*GIVEN TEXT*
## Euler Phi Extension Theorem

Theorem: Given a number $N$, let $d$ be a divisor of $N$. Then the number of pairs $\{a,N\}$, where $1 \leq a \leq N$ and $gcd(a,N) = d$, is $\phi(\frac{N}{d})$.

### Proof

We will prove the theorem using Euler Phi Function and Arithmetic notion.

We need to find the numbe of pairs $\{a,N\}$ such that $gcd(a,N) = d$, where $1 \leq a \leq N$.

Both $a$ and $N$ are divisible by $d$ and $d$ is the GCD. So, if we divide both $a$ and $N$ by $d$, then they will no longer have any common divisor.

$gcd(\frac{a}{d},\frac{N}{d}) = 1$, where $1 \leq a \leq N$.

We know that the possible values of $a$ lie in range $1 \leq a \leq N$. What about the possible values of $\frac{a}{d}$? $\frac{a}{d}$ must lie between $1 \leq \frac{a}{d} \leq \frac{N}{d}$ otherwise $a$ will cross its limit.

*EXTRACTED DATA*

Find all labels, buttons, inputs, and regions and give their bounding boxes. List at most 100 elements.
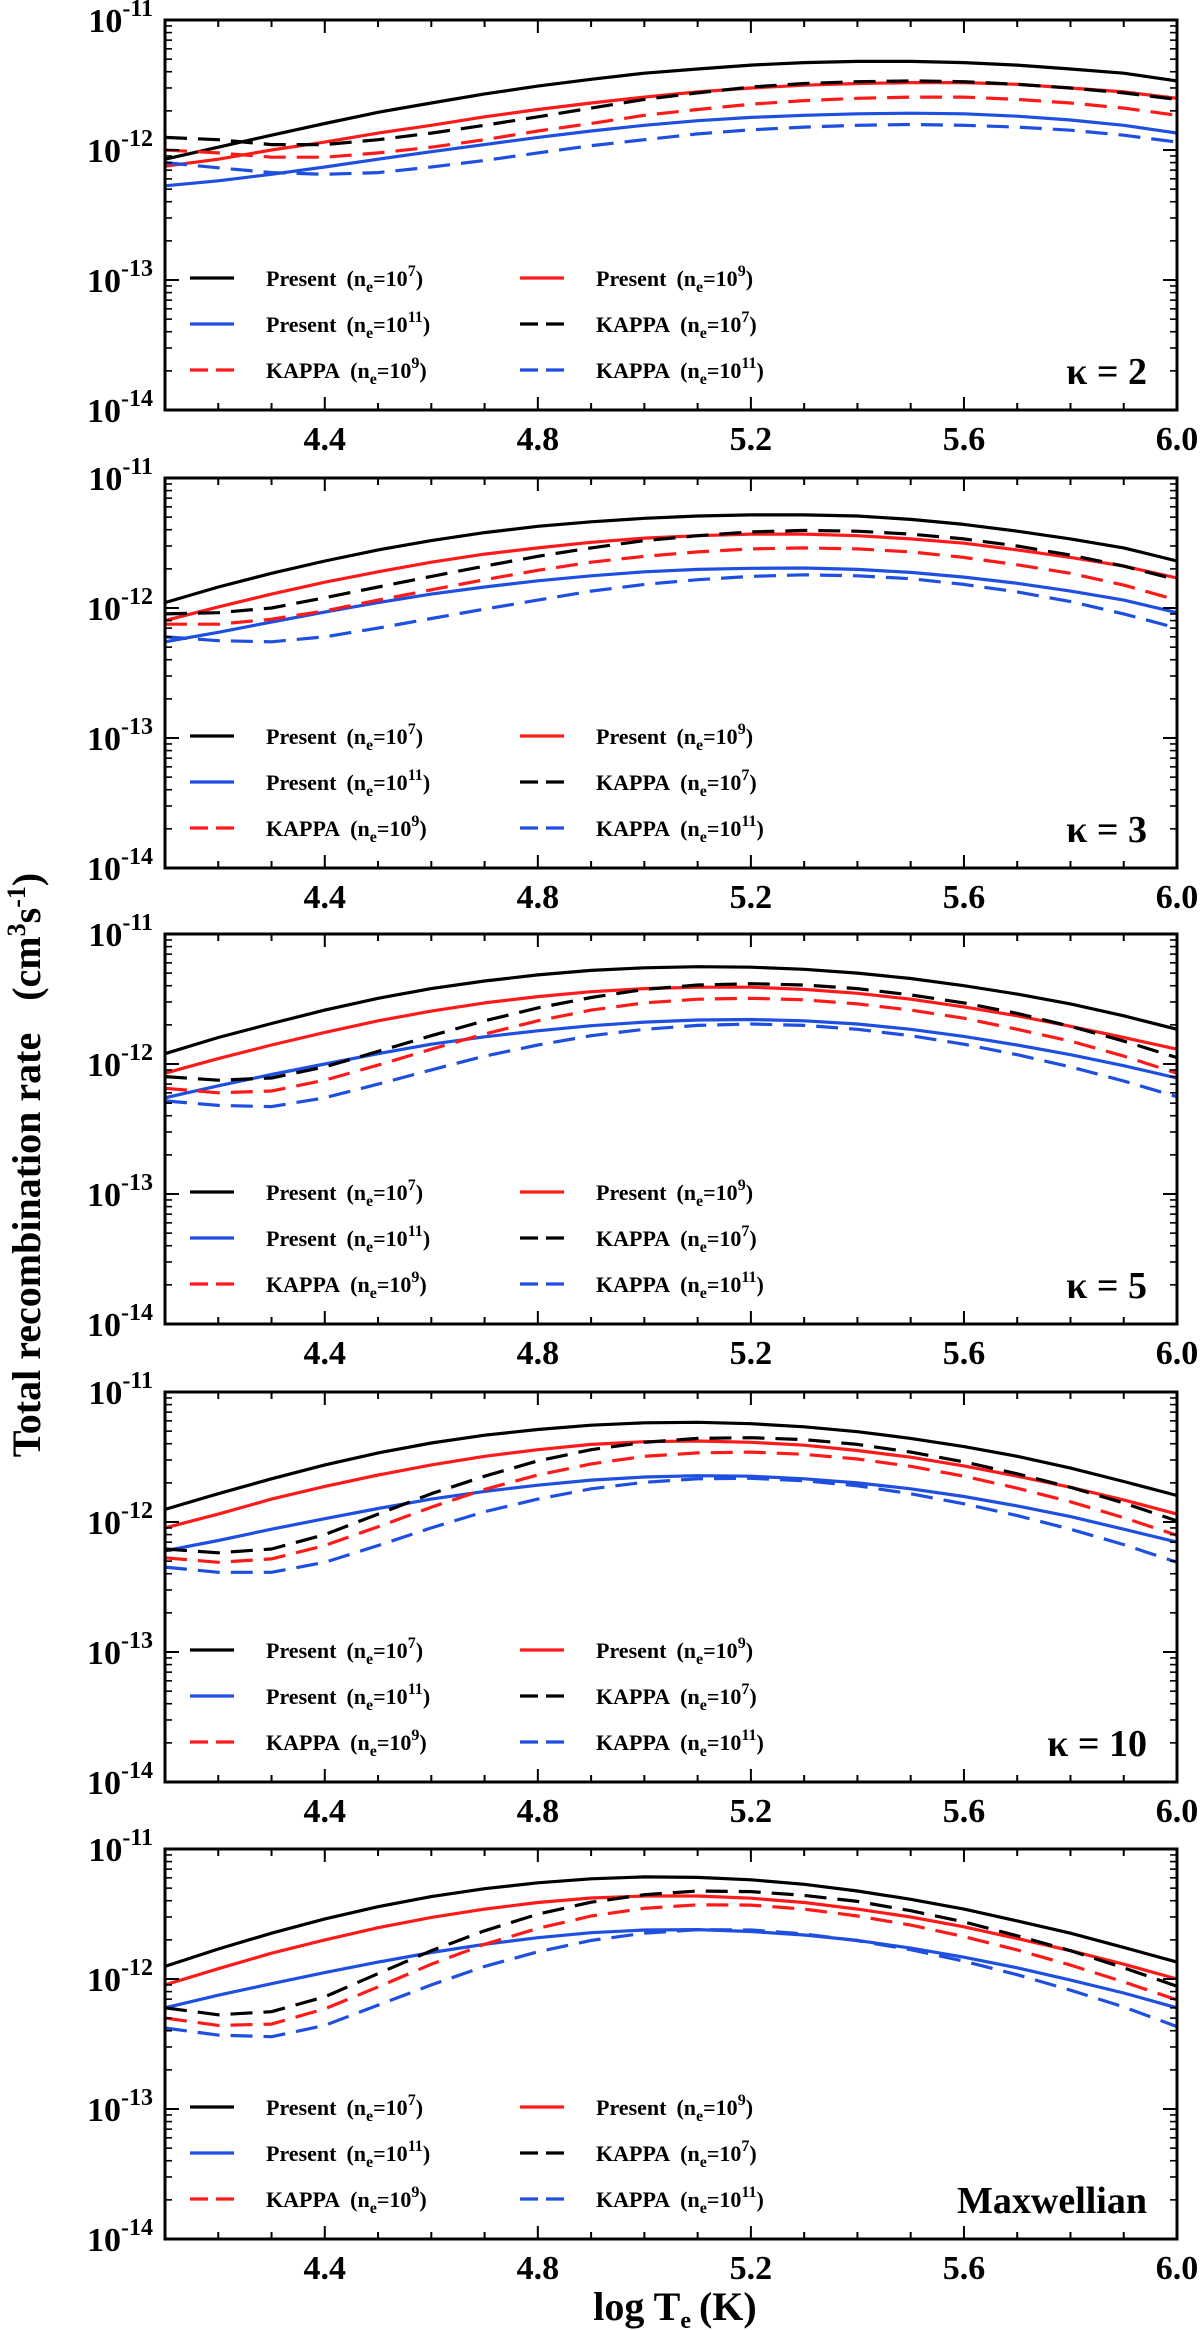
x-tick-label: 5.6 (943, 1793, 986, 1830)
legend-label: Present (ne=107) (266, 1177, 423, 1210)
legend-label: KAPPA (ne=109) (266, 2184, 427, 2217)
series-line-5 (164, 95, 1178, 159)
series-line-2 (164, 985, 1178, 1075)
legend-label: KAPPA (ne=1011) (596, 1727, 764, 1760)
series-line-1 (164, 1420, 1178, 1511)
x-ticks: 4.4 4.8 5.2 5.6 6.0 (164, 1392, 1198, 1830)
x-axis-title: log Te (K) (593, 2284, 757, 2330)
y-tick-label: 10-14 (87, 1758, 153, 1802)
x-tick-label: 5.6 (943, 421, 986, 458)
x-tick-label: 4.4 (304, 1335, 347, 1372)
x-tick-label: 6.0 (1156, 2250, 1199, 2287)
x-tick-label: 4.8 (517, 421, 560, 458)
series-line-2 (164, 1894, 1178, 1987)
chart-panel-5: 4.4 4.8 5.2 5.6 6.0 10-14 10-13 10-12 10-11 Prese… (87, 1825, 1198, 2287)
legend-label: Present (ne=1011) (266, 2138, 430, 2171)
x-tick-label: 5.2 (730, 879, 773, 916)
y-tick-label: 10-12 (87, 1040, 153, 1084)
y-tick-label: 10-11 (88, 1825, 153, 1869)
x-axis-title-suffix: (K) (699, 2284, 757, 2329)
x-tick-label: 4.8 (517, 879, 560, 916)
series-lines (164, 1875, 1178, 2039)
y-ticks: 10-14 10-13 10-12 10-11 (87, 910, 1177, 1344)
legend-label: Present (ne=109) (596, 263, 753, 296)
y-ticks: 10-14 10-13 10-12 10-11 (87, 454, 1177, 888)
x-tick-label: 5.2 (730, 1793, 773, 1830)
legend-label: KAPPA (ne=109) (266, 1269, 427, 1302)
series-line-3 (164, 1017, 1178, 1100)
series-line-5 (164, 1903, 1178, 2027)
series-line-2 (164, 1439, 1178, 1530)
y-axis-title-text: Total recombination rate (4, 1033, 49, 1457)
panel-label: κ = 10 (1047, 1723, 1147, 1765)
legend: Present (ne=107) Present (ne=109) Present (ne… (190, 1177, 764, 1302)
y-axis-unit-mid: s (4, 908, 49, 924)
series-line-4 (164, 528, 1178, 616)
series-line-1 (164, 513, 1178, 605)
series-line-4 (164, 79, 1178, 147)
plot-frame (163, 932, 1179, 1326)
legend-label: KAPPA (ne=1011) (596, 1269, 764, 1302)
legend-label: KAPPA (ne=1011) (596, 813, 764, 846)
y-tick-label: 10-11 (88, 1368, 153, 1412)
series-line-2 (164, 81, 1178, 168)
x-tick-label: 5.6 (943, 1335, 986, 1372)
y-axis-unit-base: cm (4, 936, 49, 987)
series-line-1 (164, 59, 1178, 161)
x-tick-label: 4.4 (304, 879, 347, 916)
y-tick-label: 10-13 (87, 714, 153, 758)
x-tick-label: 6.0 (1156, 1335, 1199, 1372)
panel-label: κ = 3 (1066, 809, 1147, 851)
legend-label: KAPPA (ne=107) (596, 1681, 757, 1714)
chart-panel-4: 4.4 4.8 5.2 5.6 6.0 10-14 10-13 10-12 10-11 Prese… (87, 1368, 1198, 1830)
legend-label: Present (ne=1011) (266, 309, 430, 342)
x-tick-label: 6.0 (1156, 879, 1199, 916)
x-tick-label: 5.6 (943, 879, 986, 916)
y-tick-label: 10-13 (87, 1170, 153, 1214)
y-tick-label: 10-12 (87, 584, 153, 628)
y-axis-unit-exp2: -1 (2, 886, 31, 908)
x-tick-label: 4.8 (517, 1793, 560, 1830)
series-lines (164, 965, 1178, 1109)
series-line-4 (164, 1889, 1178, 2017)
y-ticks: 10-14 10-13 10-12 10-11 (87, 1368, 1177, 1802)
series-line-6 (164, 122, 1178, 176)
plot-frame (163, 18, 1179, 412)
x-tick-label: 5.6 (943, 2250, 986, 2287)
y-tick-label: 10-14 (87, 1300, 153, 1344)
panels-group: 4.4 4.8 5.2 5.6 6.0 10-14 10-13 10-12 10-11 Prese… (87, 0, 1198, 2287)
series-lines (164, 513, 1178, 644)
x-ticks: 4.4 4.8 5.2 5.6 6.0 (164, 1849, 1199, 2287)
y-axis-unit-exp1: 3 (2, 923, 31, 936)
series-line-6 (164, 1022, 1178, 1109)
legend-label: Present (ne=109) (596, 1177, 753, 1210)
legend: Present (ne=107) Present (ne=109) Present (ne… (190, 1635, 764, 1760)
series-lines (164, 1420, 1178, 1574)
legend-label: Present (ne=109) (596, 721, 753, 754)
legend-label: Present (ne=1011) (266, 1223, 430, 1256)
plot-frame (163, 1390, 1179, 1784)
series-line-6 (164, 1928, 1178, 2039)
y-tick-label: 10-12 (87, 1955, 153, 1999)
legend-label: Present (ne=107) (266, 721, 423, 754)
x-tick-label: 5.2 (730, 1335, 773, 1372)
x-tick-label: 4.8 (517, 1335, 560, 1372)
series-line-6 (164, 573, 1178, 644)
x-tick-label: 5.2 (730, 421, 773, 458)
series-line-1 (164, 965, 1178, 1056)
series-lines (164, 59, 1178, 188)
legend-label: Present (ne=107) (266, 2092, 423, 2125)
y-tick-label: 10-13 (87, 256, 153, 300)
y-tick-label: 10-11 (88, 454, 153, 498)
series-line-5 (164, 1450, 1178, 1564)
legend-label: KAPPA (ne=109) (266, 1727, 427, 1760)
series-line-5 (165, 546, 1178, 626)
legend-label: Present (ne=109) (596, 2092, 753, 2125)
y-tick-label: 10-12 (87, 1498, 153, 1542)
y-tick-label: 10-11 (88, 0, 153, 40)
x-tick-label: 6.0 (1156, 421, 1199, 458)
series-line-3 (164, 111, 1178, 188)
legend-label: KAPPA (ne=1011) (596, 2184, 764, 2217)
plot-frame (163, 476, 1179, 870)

*WHAT THE EXERCISE ASKS*
In the Euler phi proof above, shorten the paragraph that begins "We know that the possible values" to one sentence that keeps its main facts.

*RESULT*
Since $1 \leq a \leq N$, the quotient $\frac{a}{d}$ must satisfy $1 \leq \frac{a}{d} \leq \frac{N}{d}$, or else $a$ would exceed its range.